Copy all lines in which the word "北京航空航天大学出版社" can be found.

(Stored items from a collection)
[Start]

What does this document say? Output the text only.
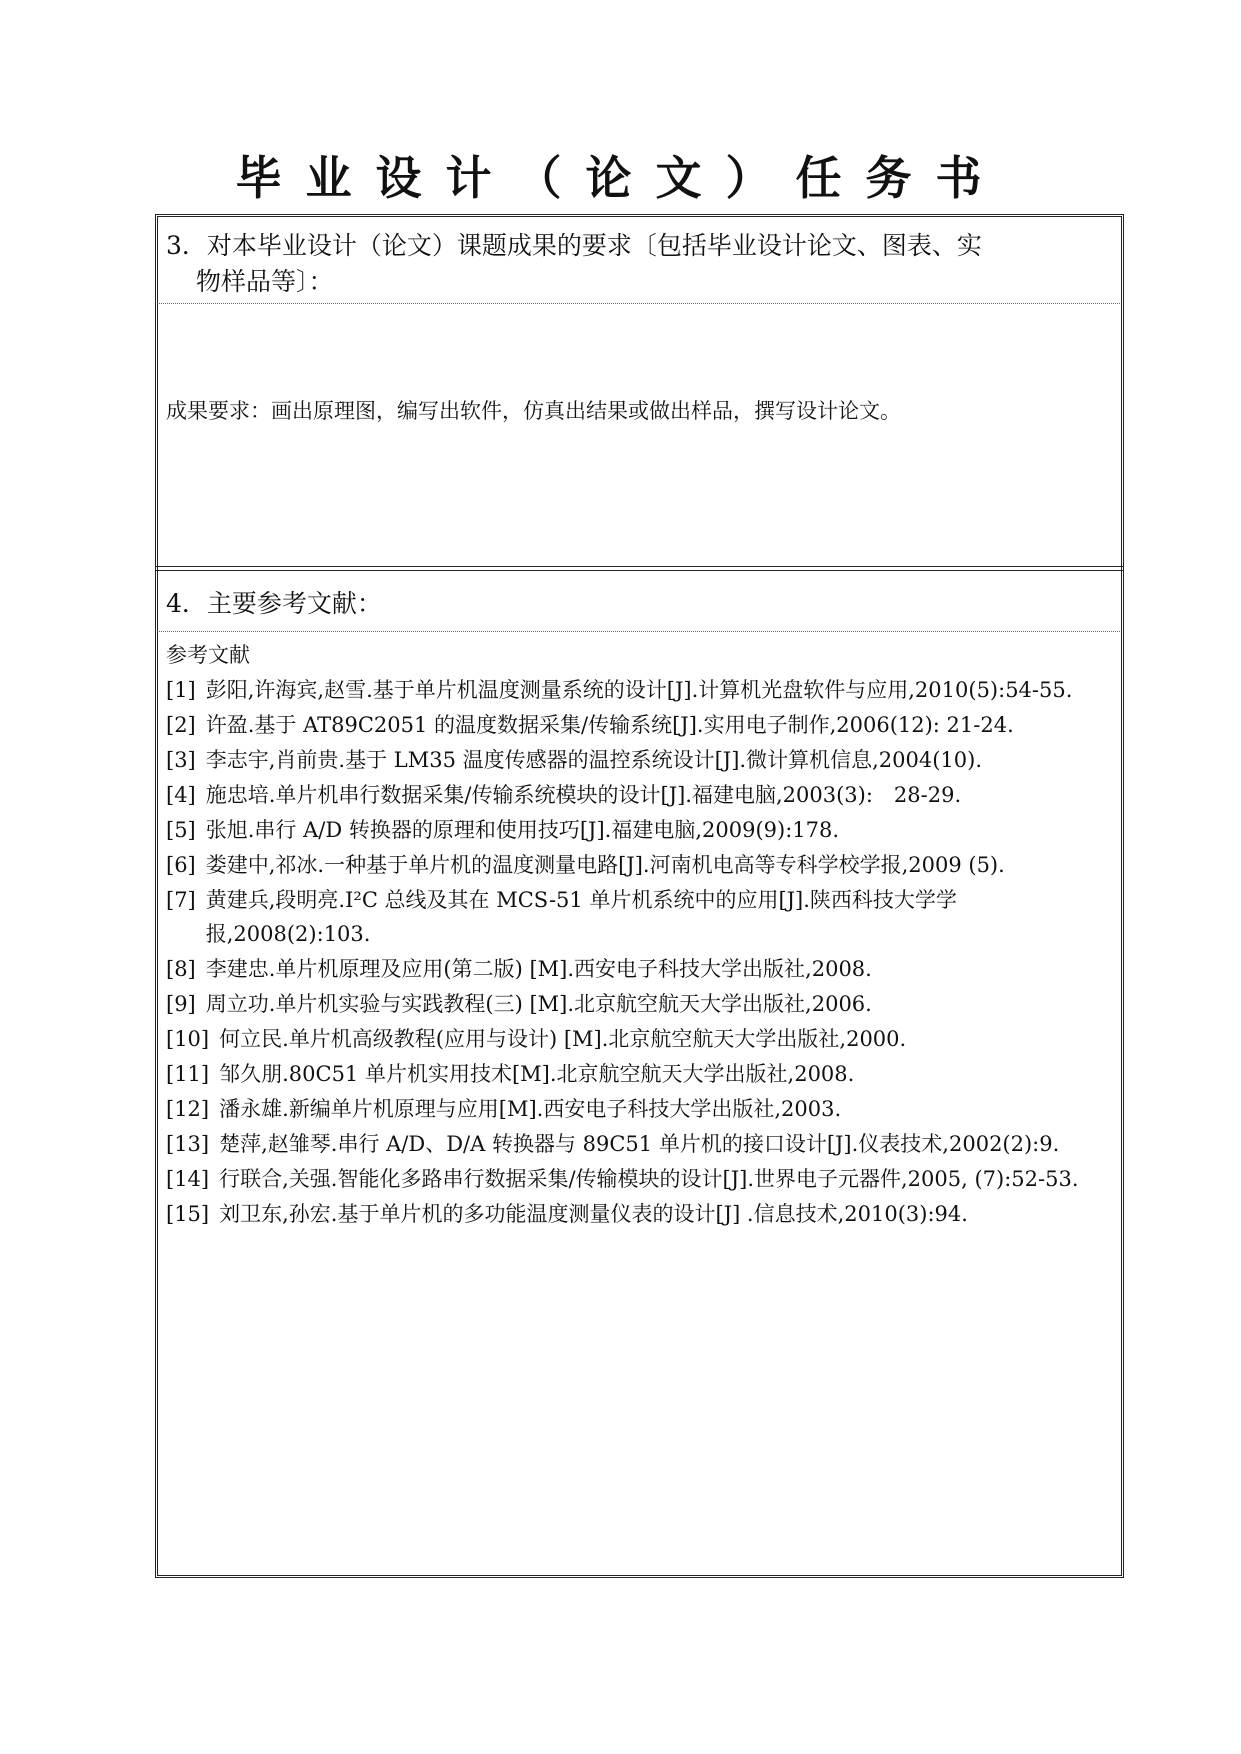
毕业设计（论文）任务书
3．对本毕业设计（论文）课题成果的要求〔包括毕业设计论文、图表、实
物样品等〕：
成果要求：画出原理图，编写出软件，仿真出结果或做出样品，撰写设计论文。
4．主要参考文献：
参考文献
[1] 彭阳,许海宾,赵雪.基于单片机温度测量系统的设计[J].计算机光盘软件与应用,2010(5):54-55.
[2] 许盈.基于 AT89C2051 的温度数据采集/传输系统[J].实用电子制作,2006(12): 21-24.
[3] 李志宇,肖前贵.基于 LM35 温度传感器的温控系统设计[J].微计算机信息,2004(10).
[4] 施忠培.单片机串行数据采集/传输系统模块的设计[J].福建电脑,2003(3):　28-29.
[5] 张旭.串行 A/D 转换器的原理和使用技巧[J].福建电脑,2009(9):178.
[6] 娄建中,祁冰.一种基于单片机的温度测量电路[J].河南机电高等专科学校学报,2009 (5).
[7] 黄建兵,段明亮.I²C 总线及其在 MCS-51 单片机系统中的应用[J].陕西科技大学学报,2008(2):103.
[8] 李建忠.单片机原理及应用(第二版) [M].西安电子科技大学出版社,2008.
[9] 周立功.单片机实验与实践教程(三) [M].北京航空航天大学出版社,2006.
[10] 何立民.单片机高级教程(应用与设计) [M].北京航空航天大学出版社,2000.
[11] 邹久朋.80C51 单片机实用技术[M].北京航空航天大学出版社,2008.
[12] 潘永雄.新编单片机原理与应用[M].西安电子科技大学出版社,2003.
[13] 楚萍,赵雏琴.串行 A/D、D/A 转换器与 89C51 单片机的接口设计[J].仪表技术,2002(2):9.
[14] 行联合,关强.智能化多路串行数据采集/传输模块的设计[J].世界电子元器件,2005, (7):52-53.
[15] 刘卫东,孙宏.基于单片机的多功能温度测量仪表的设计[J] .信息技术,2010(3):94.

[End]

Answer for this exercise —
[9] 周立功.单片机实验与实践教程(三) [M].北京航空航天大学出版社,2006.
[10] 何立民.单片机高级教程(应用与设计) [M].北京航空航天大学出版社,2000.
[11] 邹久朋.80C51 单片机实用技术[M].北京航空航天大学出版社,2008.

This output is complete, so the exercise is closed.